Enunciado A – No texto sobre os disparos perto da Casa Branca, em qual aeroporto a FAA suspendeu as partidas?
Enunciado B – Prolongue o texto sobre os disparos perto da Casa Branca a partir do ponto em que ele termina.

Texto do exercício –
Dois soldados da Guarda Nacional dos Estados Unidos foram baleados nesta quarta-feira (26) nas proximidades da Casa Branca e estão em estado crítico em hospitais da região, conforme informou o diretor do FBI, Kash Patel.
O governador da Virgínia Ocidental, Patrick Morrisey, inicialmente divulgou em suas redes sociais que os dois eram membros da Guarda Nacional de seu estado e que haviam falecido devido aos ferimentos. Contudo, ele posteriormente corrigiu sua afirmação, alegando que havia “relatos conflitantes” sobre a situação das vítimas. Morrisey comprometeu-se a atualizar o público assim que novas informações estivessem disponíveis.
Em outra frente, Donald Trump comentou sobre o incidente, mencionando que o atirador também sofreu ferimentos graves, mas que, independentemente da situação, enfrentará severas consequências.
A Administração Federal de Aviação (FAA) anunciou a suspensão das partidas no Aeroporto Nacional Ronald Reagan, em Washington, por razões de segurança, com previsão de duração de uma hora.

Entradas fornecidas –
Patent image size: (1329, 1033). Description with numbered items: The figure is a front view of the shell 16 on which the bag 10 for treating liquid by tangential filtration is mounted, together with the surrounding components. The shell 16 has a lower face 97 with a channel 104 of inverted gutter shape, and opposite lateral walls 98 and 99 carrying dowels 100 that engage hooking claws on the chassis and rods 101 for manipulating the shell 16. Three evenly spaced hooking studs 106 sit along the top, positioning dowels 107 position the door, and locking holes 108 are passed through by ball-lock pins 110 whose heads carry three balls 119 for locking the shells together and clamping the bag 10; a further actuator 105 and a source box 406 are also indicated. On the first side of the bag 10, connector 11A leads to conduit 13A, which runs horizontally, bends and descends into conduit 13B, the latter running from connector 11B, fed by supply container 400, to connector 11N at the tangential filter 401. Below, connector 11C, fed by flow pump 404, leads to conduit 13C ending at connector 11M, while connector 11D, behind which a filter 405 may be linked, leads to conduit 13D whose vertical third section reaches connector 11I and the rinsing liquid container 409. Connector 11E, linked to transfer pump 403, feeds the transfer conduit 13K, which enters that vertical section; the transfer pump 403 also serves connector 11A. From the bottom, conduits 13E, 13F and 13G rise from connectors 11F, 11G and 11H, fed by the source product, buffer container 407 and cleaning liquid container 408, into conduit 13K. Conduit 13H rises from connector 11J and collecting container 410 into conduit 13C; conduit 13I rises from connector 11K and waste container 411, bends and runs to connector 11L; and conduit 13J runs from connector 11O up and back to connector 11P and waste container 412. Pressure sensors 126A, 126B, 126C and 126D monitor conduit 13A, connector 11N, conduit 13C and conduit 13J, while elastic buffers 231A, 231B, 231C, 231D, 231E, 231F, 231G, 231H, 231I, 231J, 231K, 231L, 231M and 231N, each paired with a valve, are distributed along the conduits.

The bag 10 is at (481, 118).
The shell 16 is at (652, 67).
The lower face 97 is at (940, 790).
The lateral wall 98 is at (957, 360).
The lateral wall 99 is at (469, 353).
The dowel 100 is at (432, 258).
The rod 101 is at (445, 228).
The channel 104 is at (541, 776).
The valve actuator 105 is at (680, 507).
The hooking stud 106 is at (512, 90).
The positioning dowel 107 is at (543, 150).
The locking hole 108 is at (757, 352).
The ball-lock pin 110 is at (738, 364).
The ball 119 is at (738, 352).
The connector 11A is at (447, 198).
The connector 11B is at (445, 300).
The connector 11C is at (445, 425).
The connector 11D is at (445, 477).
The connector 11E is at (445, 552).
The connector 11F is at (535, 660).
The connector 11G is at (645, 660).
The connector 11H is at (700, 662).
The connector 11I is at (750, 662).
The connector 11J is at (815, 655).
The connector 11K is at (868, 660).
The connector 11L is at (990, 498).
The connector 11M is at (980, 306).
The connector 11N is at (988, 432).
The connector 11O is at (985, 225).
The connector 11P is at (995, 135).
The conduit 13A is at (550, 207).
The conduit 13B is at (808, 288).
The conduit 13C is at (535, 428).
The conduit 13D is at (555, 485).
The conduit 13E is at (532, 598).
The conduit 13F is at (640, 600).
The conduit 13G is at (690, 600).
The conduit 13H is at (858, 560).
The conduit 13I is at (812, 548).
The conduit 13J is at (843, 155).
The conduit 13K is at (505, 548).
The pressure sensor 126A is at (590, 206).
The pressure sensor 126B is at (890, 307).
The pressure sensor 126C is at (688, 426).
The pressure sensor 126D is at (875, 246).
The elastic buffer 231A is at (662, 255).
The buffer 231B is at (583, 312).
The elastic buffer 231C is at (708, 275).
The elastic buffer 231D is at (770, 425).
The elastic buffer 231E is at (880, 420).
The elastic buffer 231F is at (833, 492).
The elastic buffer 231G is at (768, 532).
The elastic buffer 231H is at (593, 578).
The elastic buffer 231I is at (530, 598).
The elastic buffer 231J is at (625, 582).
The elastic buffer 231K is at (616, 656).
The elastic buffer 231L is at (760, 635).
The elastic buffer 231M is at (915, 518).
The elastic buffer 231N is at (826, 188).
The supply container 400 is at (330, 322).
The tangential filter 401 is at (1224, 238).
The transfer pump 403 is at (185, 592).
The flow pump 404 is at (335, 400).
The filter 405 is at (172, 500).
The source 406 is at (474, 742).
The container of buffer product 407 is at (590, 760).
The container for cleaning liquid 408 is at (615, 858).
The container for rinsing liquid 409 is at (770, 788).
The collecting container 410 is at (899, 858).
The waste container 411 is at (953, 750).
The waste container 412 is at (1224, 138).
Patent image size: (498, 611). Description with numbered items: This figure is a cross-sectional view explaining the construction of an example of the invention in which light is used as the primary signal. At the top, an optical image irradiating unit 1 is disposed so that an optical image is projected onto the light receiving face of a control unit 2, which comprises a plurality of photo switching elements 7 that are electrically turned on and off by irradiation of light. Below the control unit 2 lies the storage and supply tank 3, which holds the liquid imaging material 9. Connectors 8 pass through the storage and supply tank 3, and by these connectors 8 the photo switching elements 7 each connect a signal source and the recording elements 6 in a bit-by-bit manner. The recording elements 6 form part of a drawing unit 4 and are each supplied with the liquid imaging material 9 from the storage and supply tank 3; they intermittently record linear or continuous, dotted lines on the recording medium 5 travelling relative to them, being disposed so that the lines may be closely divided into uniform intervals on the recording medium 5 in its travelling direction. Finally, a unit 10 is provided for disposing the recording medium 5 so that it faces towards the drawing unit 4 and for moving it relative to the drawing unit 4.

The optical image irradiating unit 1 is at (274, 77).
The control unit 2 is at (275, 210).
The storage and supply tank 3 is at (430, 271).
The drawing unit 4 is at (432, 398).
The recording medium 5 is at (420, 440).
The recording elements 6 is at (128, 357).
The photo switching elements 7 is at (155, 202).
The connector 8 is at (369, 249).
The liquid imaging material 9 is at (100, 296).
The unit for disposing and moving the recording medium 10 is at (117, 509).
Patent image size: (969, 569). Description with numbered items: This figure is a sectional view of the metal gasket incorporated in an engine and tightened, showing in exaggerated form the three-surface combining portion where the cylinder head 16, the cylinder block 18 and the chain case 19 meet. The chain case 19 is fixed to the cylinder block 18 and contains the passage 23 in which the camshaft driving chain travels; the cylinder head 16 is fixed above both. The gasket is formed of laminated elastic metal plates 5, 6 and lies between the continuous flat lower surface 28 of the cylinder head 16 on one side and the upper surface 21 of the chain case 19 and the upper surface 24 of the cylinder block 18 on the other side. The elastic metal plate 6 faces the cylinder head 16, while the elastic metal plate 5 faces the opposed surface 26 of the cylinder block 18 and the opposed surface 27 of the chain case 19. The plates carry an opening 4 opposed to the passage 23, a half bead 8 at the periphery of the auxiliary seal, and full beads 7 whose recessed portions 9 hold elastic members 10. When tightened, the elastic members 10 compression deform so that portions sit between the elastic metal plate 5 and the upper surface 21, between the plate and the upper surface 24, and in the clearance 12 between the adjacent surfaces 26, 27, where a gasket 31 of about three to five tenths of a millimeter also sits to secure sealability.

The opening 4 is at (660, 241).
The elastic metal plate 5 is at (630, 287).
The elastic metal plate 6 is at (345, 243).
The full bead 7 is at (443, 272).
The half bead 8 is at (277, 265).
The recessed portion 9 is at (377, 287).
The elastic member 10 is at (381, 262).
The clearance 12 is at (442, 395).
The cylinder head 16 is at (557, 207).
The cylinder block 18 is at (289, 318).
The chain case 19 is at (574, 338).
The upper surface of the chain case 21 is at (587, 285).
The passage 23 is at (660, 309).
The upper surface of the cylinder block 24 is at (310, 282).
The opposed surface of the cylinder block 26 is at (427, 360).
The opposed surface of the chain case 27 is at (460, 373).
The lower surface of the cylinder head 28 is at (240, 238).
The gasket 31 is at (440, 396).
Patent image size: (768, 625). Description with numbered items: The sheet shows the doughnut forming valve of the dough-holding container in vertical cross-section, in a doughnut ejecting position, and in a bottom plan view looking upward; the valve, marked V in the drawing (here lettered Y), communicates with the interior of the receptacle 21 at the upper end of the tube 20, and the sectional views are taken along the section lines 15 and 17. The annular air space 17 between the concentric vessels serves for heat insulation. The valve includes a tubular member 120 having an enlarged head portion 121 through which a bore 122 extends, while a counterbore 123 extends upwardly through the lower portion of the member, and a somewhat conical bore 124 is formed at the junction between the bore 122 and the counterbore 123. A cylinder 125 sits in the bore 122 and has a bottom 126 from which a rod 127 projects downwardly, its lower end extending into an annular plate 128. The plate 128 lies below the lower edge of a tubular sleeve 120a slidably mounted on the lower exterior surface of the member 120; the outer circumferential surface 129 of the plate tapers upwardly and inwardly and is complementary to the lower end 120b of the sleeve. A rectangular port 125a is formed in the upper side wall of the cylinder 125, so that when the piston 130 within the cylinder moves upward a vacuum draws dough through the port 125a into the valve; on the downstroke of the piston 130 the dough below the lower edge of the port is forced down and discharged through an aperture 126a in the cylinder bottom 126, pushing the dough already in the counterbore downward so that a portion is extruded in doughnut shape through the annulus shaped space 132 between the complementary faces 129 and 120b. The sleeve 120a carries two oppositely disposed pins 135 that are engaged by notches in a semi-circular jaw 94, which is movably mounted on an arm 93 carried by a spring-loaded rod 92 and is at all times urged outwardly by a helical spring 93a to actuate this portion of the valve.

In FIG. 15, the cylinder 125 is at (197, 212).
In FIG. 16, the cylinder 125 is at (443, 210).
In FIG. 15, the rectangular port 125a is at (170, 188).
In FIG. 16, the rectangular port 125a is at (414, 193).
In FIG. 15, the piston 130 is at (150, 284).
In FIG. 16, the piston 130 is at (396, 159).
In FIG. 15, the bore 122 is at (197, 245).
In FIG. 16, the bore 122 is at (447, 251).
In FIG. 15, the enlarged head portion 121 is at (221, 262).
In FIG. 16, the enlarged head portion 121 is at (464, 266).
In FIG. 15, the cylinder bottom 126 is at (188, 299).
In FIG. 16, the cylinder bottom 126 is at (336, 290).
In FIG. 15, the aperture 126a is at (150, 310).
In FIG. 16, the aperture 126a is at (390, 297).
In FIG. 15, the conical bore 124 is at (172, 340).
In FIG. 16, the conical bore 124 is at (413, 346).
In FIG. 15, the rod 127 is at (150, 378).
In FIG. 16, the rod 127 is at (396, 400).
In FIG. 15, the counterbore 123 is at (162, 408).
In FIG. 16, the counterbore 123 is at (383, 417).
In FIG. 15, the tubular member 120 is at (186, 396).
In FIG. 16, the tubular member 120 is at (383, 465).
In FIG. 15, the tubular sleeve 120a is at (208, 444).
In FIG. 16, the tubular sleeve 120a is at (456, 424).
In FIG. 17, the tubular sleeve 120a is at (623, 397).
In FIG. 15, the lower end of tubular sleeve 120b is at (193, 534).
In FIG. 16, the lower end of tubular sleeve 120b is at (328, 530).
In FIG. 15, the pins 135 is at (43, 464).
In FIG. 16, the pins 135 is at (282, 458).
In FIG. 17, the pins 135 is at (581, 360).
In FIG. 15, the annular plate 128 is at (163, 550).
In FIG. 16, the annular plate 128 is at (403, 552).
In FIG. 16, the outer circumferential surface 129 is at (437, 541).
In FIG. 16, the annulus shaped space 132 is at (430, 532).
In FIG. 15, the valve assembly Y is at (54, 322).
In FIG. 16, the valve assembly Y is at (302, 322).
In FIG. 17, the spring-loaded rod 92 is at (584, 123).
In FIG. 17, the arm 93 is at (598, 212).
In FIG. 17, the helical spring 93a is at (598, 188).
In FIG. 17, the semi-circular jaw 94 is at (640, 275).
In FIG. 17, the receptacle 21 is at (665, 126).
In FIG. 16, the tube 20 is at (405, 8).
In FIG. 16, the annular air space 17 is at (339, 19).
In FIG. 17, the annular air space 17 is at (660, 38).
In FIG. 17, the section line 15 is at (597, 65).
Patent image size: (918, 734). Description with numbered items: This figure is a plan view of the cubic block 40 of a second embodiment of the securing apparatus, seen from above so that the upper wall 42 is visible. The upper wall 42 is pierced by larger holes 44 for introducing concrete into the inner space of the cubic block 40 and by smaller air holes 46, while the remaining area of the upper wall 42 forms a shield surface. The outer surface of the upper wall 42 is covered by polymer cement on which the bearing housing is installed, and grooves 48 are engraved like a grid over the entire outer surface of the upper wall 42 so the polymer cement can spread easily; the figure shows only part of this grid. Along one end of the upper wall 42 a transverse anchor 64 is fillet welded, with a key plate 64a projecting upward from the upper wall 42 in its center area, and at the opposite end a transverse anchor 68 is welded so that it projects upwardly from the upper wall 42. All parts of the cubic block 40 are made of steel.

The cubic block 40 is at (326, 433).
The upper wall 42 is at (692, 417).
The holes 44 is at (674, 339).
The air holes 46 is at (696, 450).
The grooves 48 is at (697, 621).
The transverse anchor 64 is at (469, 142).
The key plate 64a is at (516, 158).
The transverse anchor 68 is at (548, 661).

Resposta escrita A – No Aeroporto Nacional Ronald Reagan, em Washington.

Resposta escrita B –
Além disso, conforme informado pelo chefe do Pentágono, Pete Hegseth, o presidente Trump solicitou o envio de 500 soldados adicionais à cidade. Hegseth enfatizou que o incidente ocorreu em uma área crítica e que não seria tolerado, o que justifica a necessidade de reforço na segurança local. Os membros da Guarda Nacional estão presentes em Washington desde agosto, em uma operação que faz parte das políticas de imigração e combate ao crime.
Essa informação foi atualizada para corrigir declarações previamente divulgadas sobre o estado de saúde dos militares.